WORK TO BE COMPLETED: Output each entry that follows exactly. Images stay out.

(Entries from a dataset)

** start **

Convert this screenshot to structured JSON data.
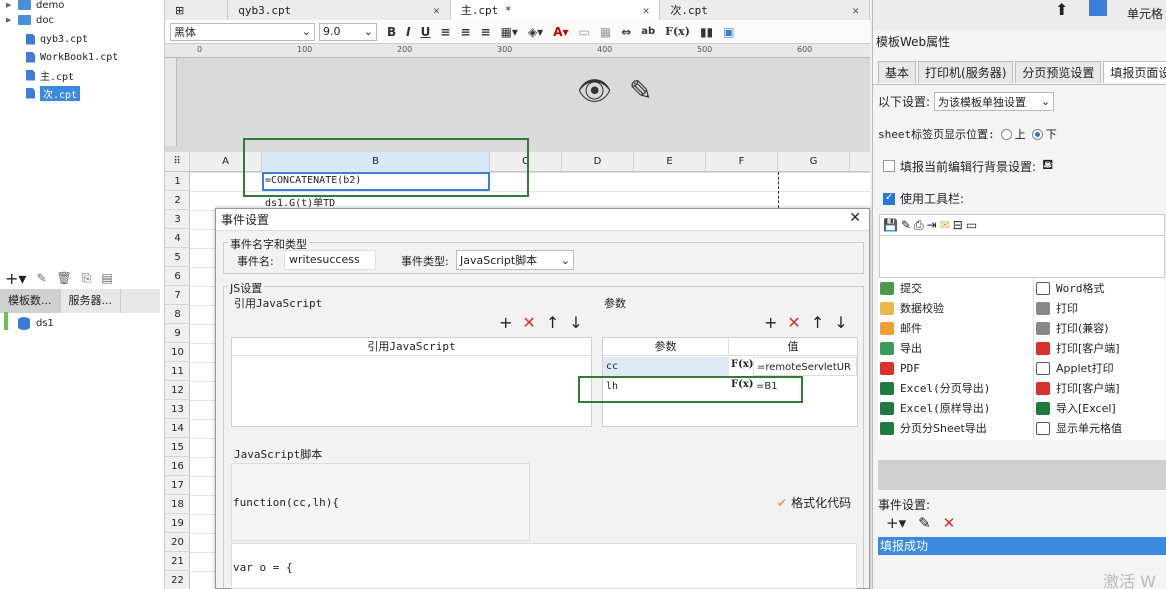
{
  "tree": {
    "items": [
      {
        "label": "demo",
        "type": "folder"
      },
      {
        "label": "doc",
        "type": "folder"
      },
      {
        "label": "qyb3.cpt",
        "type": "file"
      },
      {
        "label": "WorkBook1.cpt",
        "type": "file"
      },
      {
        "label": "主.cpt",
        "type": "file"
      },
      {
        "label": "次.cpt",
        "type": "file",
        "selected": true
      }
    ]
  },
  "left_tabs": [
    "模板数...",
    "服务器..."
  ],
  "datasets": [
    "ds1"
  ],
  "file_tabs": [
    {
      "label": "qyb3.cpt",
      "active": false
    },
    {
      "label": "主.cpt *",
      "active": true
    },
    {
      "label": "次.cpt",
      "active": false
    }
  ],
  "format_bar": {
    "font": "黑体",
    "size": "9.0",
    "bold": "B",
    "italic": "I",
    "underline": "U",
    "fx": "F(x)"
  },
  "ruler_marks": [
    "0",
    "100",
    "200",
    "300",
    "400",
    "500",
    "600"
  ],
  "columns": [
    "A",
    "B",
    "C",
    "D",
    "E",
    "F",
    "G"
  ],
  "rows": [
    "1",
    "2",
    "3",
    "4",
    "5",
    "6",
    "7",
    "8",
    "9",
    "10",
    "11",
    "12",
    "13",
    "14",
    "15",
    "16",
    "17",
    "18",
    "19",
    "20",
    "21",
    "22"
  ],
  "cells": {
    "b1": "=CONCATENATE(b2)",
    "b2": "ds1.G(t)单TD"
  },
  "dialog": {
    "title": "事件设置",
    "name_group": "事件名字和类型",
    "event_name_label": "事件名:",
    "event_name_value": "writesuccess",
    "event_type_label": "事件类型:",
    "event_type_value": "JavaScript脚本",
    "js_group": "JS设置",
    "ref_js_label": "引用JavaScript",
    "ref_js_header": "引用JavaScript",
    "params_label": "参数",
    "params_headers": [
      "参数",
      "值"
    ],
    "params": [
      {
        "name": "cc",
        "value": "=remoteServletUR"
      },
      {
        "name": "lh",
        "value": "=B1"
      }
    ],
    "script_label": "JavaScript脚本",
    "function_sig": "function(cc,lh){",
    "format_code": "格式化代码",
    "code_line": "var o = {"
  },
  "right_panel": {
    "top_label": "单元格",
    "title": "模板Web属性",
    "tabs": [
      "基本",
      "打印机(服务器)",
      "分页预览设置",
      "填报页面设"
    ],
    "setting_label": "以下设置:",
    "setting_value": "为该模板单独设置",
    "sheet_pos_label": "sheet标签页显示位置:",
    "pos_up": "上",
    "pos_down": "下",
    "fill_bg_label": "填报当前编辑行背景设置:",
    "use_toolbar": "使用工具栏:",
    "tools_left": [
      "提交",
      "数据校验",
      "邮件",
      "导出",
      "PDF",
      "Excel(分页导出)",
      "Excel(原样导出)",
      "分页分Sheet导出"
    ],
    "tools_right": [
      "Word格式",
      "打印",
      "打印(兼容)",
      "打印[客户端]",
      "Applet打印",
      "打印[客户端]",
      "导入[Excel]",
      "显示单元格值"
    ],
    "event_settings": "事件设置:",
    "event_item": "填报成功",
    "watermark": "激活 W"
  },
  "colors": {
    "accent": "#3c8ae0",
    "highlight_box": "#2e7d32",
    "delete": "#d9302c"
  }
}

** end **

CORRECT ANSWER:
Convert this screenshot to structured JSON data.
{
  "tree": {
    "items": [
      {
        "label": "demo",
        "type": "folder"
      },
      {
        "label": "doc",
        "type": "folder"
      },
      {
        "label": "qyb3.cpt",
        "type": "file"
      },
      {
        "label": "WorkBook1.cpt",
        "type": "file"
      },
      {
        "label": "主.cpt",
        "type": "file"
      },
      {
        "label": "次.cpt",
        "type": "file",
        "selected": true
      }
    ]
  },
  "left_tabs": [
    "模板数...",
    "服务器..."
  ],
  "datasets": [
    "ds1"
  ],
  "file_tabs": [
    {
      "label": "qyb3.cpt",
      "active": false
    },
    {
      "label": "主.cpt *",
      "active": true
    },
    {
      "label": "次.cpt",
      "active": false
    }
  ],
  "format_bar": {
    "font": "黑体",
    "size": "9.0",
    "bold": "B",
    "italic": "I",
    "underline": "U",
    "fx": "F(x)"
  },
  "ruler_marks": [
    "0",
    "100",
    "200",
    "300",
    "400",
    "500",
    "600"
  ],
  "columns": [
    "A",
    "B",
    "C",
    "D",
    "E",
    "F",
    "G"
  ],
  "rows": [
    "1",
    "2",
    "3",
    "4",
    "5",
    "6",
    "7",
    "8",
    "9",
    "10",
    "11",
    "12",
    "13",
    "14",
    "15",
    "16",
    "17",
    "18",
    "19",
    "20",
    "21",
    "22"
  ],
  "cells": {
    "b1": "=CONCATENATE(b2)",
    "b2": "ds1.G(t)单TD"
  },
  "dialog": {
    "title": "事件设置",
    "name_group": "事件名字和类型",
    "event_name_label": "事件名:",
    "event_name_value": "writesuccess",
    "event_type_label": "事件类型:",
    "event_type_value": "JavaScript脚本",
    "js_group": "JS设置",
    "ref_js_label": "引用JavaScript",
    "ref_js_header": "引用JavaScript",
    "params_label": "参数",
    "params_headers": [
      "参数",
      "值"
    ],
    "params": [
      {
        "name": "cc",
        "value": "=remoteServletUR"
      },
      {
        "name": "lh",
        "value": "=B1"
      }
    ],
    "script_label": "JavaScript脚本",
    "function_sig": "function(cc,lh){",
    "format_code": "格式化代码",
    "code_line": "var o = {"
  },
  "right_panel": {
    "top_label": "单元格",
    "title": "模板Web属性",
    "tabs": [
      "基本",
      "打印机(服务器)",
      "分页预览设置",
      "填报页面设"
    ],
    "setting_label": "以下设置:",
    "setting_value": "为该模板单独设置",
    "sheet_pos_label": "sheet标签页显示位置:",
    "pos_up": "上",
    "pos_down": "下",
    "fill_bg_label": "填报当前编辑行背景设置:",
    "use_toolbar": "使用工具栏:",
    "tools_left": [
      "提交",
      "数据校验",
      "邮件",
      "导出",
      "PDF",
      "Excel(分页导出)",
      "Excel(原样导出)",
      "分页分Sheet导出"
    ],
    "tools_right": [
      "Word格式",
      "打印",
      "打印(兼容)",
      "打印[客户端]",
      "Applet打印",
      "打印[客户端]",
      "导入[Excel]",
      "显示单元格值"
    ],
    "event_settings": "事件设置:",
    "event_item": "填报成功",
    "watermark": "激活 W"
  },
  "colors": {
    "accent": "#3c8ae0",
    "highlight_box": "#2e7d32",
    "delete": "#d9302c"
  }
}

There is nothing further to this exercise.